* **TEKS YANG DISEDIAKAN**
╭──
Sabtu, 28 Agustus 2010

Hemat (Tak Selalu) Pangkal Kaya

Ah, ada-ada saja. Sayapun merasa aneh pada diri saya sendiri. Percampuran sedikit rasa malu, cuek dan kreatif. Kemudian menjadi sesuatu hal yang rasanya tak akan pernah dilakukan oleh orang lain. Unik sekaligus –jika orang lain tahu tentu akan- memalukan. Tapi, ini semua dilakukan bukan karena apa-apa. Hanya karena keisengan semata. Percaya atau tidak, sah-sah saja.


Waktu berbuka masih lama. Kami –saya dan beberapa teman- berencana untuk berbuka bersama. Tempatnya belum jelas. Untuk mengisi waktu luang menjelang berbuka, kami jalan-jalan saja ke sebuah supermarket. Ngabuburit, seperti orang-orang bilang. Sekaligus meng-ademkan diri. Di dalam supermarket ramai sekali. Setelah menaiki jenjang berjalan, kami disambut oleh beberapa buah tenda salah satu produk telekomunikasi di Indonesia. Mereka tengah menjajakan barang dengan barang murah. Kami tak tertarik, tentu. Karena memang tak ada budget untuk itu.

Kami naik ke lantai selanjutnya. Lebih ramai lagi oleh toko-toko pakaian dan sepatu. Di salah satu blok di lantai itu, terdapat sebuah pusat permainan anak-anak. Apa-saja. Macam-macam. Ribut oleh suara musik dari permainan dance. Juga suara-suara sumbang penyanyi-tak- jadi yang mengambang dari dalam boks karaoke kemudian menyebar ke seluruh ruangan. Kami masuk.
╰──
[Entri koleksi]
╭──
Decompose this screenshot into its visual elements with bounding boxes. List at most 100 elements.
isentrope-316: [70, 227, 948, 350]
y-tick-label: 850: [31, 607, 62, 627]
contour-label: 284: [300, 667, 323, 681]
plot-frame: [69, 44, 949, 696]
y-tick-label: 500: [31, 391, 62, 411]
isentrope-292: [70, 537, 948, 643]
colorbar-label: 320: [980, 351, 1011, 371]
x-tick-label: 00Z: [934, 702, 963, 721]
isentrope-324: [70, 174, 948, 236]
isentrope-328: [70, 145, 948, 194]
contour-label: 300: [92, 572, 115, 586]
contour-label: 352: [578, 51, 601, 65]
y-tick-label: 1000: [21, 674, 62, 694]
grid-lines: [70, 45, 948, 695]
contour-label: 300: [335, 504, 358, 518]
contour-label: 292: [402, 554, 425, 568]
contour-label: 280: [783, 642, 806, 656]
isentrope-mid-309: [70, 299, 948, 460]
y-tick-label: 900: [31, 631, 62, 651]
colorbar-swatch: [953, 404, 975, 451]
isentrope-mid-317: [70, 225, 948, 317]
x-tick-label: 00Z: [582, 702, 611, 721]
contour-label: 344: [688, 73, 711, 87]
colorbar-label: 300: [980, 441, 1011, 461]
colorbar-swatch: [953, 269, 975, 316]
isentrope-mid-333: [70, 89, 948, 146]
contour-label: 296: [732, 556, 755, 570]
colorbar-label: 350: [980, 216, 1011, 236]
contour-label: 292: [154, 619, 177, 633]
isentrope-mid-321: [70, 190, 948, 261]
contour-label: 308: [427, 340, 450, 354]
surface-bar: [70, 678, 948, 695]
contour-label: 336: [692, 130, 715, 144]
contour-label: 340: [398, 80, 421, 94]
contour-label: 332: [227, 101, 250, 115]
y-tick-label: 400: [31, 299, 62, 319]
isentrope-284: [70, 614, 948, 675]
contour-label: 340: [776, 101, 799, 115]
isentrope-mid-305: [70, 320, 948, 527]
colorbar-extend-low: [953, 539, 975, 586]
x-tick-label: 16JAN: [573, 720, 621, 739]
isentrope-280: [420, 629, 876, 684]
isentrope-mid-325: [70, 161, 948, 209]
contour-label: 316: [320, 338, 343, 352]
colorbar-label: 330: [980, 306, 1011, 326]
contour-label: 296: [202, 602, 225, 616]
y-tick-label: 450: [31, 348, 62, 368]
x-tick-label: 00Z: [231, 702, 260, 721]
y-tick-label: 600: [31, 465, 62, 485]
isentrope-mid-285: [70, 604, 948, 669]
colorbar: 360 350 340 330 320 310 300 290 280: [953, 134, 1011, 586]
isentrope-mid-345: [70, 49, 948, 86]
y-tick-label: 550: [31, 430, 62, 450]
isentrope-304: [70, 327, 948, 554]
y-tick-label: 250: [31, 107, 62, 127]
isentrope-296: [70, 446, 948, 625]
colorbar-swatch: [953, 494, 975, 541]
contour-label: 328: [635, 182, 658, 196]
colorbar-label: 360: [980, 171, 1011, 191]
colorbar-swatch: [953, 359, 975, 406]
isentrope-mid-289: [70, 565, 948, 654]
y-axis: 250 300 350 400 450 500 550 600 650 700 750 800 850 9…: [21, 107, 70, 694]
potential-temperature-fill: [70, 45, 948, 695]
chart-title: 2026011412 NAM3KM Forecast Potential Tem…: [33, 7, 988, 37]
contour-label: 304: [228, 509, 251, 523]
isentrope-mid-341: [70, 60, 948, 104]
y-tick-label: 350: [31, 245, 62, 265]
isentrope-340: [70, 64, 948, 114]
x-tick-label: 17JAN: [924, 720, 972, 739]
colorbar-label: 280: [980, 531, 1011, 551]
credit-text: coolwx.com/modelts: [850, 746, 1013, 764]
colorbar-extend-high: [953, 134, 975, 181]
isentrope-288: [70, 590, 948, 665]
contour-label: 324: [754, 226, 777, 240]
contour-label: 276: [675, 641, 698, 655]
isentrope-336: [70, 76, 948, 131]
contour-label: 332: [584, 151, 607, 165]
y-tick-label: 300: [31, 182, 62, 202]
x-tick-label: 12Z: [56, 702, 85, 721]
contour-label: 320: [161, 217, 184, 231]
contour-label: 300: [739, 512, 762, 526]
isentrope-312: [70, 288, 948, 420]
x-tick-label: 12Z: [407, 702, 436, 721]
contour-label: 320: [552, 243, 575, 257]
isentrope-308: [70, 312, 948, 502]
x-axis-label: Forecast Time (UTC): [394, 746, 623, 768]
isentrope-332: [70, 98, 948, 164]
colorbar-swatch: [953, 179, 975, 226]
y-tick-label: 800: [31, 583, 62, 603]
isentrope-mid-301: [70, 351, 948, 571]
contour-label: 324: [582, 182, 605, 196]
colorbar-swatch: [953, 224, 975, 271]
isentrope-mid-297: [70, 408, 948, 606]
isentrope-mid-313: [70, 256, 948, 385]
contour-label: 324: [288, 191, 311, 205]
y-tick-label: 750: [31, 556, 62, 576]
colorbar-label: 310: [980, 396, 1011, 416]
╰──
* **TUGAS SINGKAT**
Salin bagian teks yang disediakan dari "Ah, ada-ada saja." sampai "tidak, sah-sah saja." tanpa mengubah satu kata pun. Kerjakan hanya berdasarkan teks yang disediakan.

* **JAWABAN AKHIR**
Ah, ada-ada saja. Sayapun merasa aneh pada diri saya sendiri. Percampuran sedikit rasa malu, cuek dan kreatif. Kemudian menjadi sesuatu hal yang rasanya tak akan pernah dilakukan oleh orang lain. Unik sekaligus –jika orang lain tahu tentu akan- memalukan. Tapi, ini semua dilakukan bukan karena apa-apa. Hanya karena keisengan semata. Percaya atau tidak, sah-sah saja.